Data listing ▸
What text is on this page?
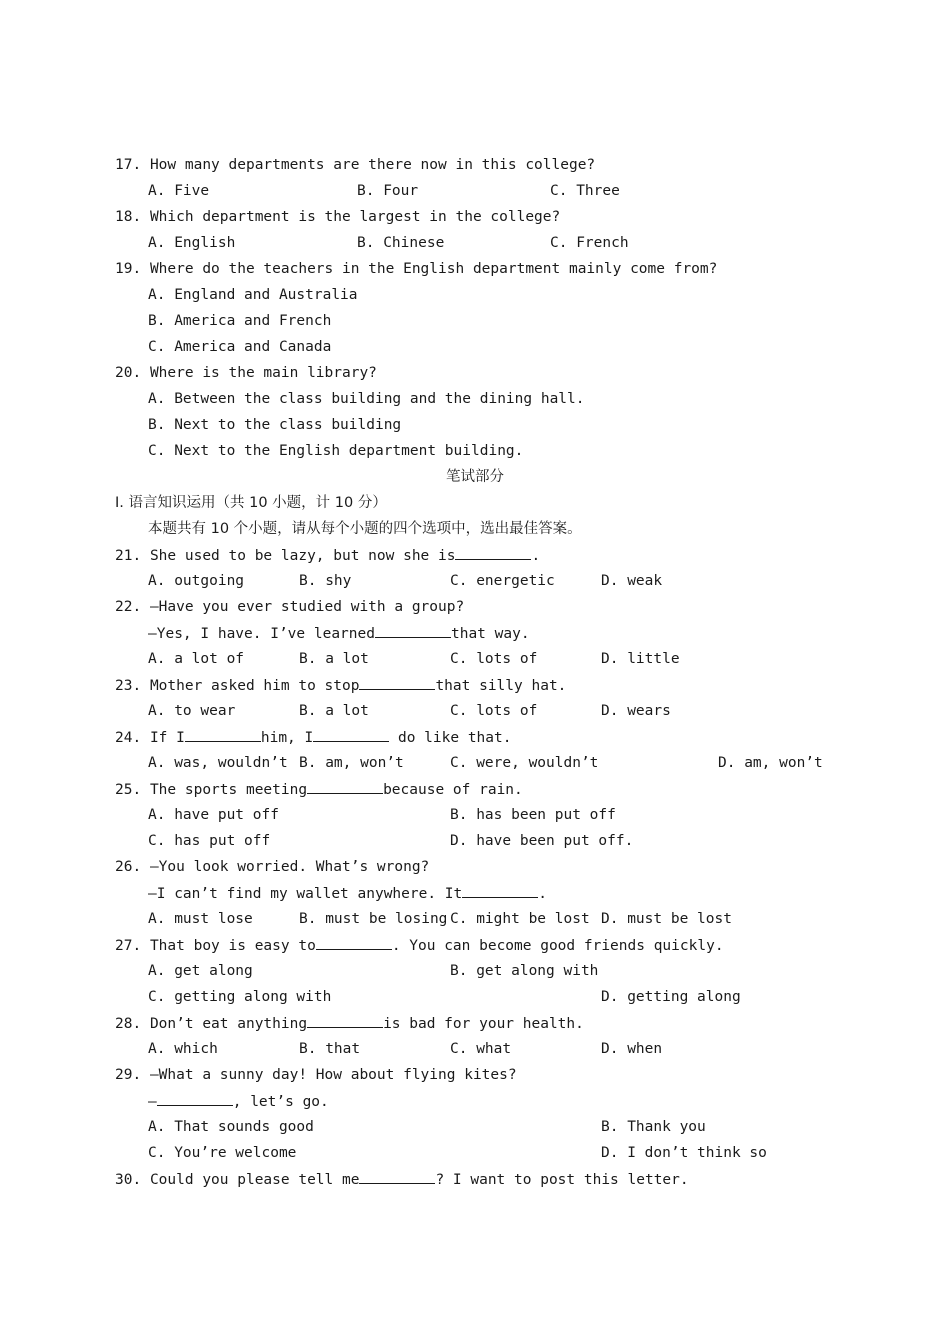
17. How many departments are there now in this college?
A. Five	B. Four	C. Three
18. Which department is the largest in the college?
A. English	B. Chinese	C. French
19. Where do the teachers in the English department mainly come from?
A. England and Australia
B. America and French
C. America and Canada
20. Where is the main library?
A. Between the class building and the dining hall.
B. Next to the class building
C. Next to the English department building.
笔试部分
Ⅰ. 语言知识运用（共 10 小题，计 10 分）
本题共有 10 个小题，请从每个小题的四个选项中，选出最佳答案。
21. She used to be lazy, but now she is	.
A. outgoing	B. shy	C. energetic	D. weak
22. —Have you ever studied with a group?
—Yes, I have. I’ve learned	that way.
A. a lot of	B. a lot	C. lots of	D. little
23. Mother asked him to stop	that silly hat.
A. to wear	B. a lot	C. lots of	D. wears
24. If I	him, I	do like that.
A. was, wouldn’t B. am, won’t	C. were, wouldn’t	D. am, won’t
25. The sports meeting	because of rain.
A. have put off	B. has been put off
C. has put off	D. have been put off.
26. —You look worried. What’s wrong?
—I can’t find my wallet anywhere. It	.
A. must lose	B. must be losing C. might be lost D. must be lost
27. That boy is easy to	. You can become good friends quickly.
A. get along	B. get along with
C. getting along with	D. getting along
28. Don’t eat anything	is bad for your health.
A. which	B. that	C. what	D. when
29. —What a sunny day! How about flying kites?
—	, let’s go.
A. That sounds good	B. Thank you
C. You’re welcome	D. I don’t think so
30. Could you please tell me	? I want to post this letter.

Instruction ▸
Transcribe the records above exactly as they appear, leaving out any pictures.

Expected answer ▸
What text is on this page?
17. How many departments are there now in this college?
A. Five	B. Four	C. Three
18. Which department is the largest in the college?
A. English	B. Chinese	C. French
19. Where do the teachers in the English department mainly come from?
A. England and Australia
B. America and French
C. America and Canada
20. Where is the main library?
A. Between the class building and the dining hall.
B. Next to the class building
C. Next to the English department building.
笔试部分
Ⅰ. 语言知识运用（共 10 小题，计 10 分）
本题共有 10 个小题，请从每个小题的四个选项中，选出最佳答案。
21. She used to be lazy, but now she is	.
A. outgoing	B. shy	C. energetic	D. weak
22. —Have you ever studied with a group?
—Yes, I have. I’ve learned	that way.
A. a lot of	B. a lot	C. lots of	D. little
23. Mother asked him to stop	that silly hat.
A. to wear	B. a lot	C. lots of	D. wears
24. If I	him, I	do like that.
A. was, wouldn’t B. am, won’t	C. were, wouldn’t	D. am, won’t
25. The sports meeting	because of rain.
A. have put off	B. has been put off
C. has put off	D. have been put off.
26. —You look worried. What’s wrong?
—I can’t find my wallet anywhere. It	.
A. must lose	B. must be losing C. might be lost D. must be lost
27. That boy is easy to	. You can become good friends quickly.
A. get along	B. get along with
C. getting along with	D. getting along
28. Don’t eat anything	is bad for your health.
A. which	B. that	C. what	D. when
29. —What a sunny day! How about flying kites?
—	, let’s go.
A. That sounds good	B. Thank you
C. You’re welcome	D. I don’t think so
30. Could you please tell me	? I want to post this letter.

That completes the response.